Requirement
Identify and pull out each line of the entries in which "color" occurs.

Records from a collection of figures:
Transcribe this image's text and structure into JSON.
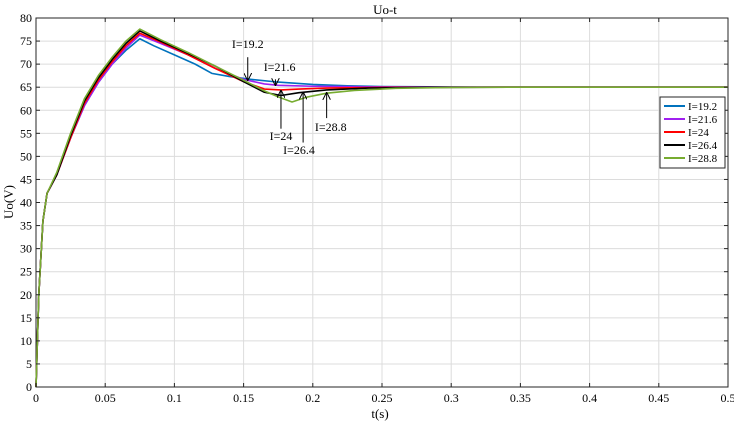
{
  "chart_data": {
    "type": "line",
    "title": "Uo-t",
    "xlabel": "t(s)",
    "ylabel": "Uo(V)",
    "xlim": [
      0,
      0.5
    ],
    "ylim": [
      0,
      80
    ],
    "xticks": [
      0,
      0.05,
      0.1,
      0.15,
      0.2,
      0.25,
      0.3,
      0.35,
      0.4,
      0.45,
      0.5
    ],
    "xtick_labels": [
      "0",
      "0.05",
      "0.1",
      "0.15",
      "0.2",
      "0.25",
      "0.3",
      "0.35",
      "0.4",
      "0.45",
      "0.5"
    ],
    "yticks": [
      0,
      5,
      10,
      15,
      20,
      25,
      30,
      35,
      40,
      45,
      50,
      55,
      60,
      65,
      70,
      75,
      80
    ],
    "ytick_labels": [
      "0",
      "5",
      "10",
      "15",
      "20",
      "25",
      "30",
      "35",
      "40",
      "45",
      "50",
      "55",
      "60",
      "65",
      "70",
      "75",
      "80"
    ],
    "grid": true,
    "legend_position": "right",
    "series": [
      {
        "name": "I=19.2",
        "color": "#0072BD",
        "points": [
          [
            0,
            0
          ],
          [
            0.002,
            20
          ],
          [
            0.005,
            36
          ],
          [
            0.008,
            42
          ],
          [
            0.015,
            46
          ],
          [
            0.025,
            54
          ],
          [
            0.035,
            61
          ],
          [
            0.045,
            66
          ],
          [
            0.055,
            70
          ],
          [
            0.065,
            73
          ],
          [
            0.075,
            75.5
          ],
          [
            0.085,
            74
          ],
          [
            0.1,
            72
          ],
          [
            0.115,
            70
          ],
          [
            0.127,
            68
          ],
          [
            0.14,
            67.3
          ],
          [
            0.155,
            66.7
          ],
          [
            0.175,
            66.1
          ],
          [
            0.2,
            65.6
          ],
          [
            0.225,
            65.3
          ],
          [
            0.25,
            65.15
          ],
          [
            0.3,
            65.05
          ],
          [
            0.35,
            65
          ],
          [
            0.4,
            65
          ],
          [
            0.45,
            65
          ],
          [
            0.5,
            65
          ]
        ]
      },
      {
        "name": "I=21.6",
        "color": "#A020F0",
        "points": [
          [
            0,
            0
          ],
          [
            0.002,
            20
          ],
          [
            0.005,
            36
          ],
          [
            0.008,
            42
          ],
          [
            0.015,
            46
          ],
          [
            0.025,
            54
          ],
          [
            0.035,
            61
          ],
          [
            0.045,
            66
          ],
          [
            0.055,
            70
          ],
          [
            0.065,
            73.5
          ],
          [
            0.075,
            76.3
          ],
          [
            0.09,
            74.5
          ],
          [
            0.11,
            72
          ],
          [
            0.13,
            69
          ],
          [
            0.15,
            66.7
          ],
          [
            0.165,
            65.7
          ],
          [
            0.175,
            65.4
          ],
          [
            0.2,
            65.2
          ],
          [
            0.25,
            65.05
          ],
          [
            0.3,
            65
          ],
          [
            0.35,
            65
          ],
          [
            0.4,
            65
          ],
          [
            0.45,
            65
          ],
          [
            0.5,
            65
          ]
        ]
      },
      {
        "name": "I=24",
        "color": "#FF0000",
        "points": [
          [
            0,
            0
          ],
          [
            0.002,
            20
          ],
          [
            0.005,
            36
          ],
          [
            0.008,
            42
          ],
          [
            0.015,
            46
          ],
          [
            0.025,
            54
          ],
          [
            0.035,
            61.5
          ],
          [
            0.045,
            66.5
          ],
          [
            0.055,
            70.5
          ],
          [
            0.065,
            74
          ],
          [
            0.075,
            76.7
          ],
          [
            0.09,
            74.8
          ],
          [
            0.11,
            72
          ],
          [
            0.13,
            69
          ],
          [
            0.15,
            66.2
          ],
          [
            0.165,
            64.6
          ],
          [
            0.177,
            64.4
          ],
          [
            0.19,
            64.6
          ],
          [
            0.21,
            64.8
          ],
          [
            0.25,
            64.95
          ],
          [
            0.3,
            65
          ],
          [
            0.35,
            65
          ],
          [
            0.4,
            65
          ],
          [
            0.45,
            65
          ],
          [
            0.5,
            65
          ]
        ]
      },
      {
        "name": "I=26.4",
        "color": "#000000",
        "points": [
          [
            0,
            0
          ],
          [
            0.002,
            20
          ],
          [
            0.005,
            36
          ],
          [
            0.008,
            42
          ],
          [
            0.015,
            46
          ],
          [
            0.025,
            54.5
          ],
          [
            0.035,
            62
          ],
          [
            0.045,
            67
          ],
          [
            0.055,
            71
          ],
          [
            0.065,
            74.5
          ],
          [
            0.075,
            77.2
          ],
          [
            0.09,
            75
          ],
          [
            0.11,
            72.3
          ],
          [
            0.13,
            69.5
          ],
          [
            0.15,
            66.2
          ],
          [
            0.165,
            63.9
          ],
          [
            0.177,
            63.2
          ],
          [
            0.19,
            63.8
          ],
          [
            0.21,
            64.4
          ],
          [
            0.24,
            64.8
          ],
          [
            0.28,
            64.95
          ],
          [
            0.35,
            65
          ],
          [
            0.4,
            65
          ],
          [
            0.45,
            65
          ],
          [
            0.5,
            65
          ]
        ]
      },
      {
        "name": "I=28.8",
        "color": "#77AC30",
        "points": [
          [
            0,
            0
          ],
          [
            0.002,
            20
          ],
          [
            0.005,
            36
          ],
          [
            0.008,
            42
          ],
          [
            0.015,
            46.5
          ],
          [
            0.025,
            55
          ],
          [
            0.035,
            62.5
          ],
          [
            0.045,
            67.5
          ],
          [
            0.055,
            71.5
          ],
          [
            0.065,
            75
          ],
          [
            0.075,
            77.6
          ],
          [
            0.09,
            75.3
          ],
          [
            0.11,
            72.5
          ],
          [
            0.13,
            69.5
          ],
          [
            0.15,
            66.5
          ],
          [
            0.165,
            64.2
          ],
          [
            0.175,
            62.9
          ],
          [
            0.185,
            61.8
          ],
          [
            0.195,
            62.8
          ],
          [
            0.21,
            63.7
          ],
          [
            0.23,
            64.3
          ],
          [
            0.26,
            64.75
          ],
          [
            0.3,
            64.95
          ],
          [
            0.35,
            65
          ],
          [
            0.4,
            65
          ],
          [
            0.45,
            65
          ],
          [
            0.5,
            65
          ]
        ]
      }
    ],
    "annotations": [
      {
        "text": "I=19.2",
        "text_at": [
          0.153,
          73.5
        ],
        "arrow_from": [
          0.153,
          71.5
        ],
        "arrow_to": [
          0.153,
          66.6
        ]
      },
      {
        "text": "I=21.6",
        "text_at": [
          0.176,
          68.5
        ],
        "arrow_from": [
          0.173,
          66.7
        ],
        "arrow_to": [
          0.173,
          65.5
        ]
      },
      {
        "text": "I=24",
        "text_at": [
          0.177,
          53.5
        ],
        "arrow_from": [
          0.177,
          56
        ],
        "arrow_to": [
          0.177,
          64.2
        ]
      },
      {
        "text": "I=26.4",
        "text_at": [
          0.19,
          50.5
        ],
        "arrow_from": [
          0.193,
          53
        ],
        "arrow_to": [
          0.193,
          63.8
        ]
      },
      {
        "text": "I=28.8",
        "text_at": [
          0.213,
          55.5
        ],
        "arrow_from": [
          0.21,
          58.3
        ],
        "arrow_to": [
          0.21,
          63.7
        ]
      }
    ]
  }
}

The output
        "color": "#0072BD",
        "color": "#A020F0",
        "color": "#FF0000",
        "color": "#000000",
        "color": "#77AC30",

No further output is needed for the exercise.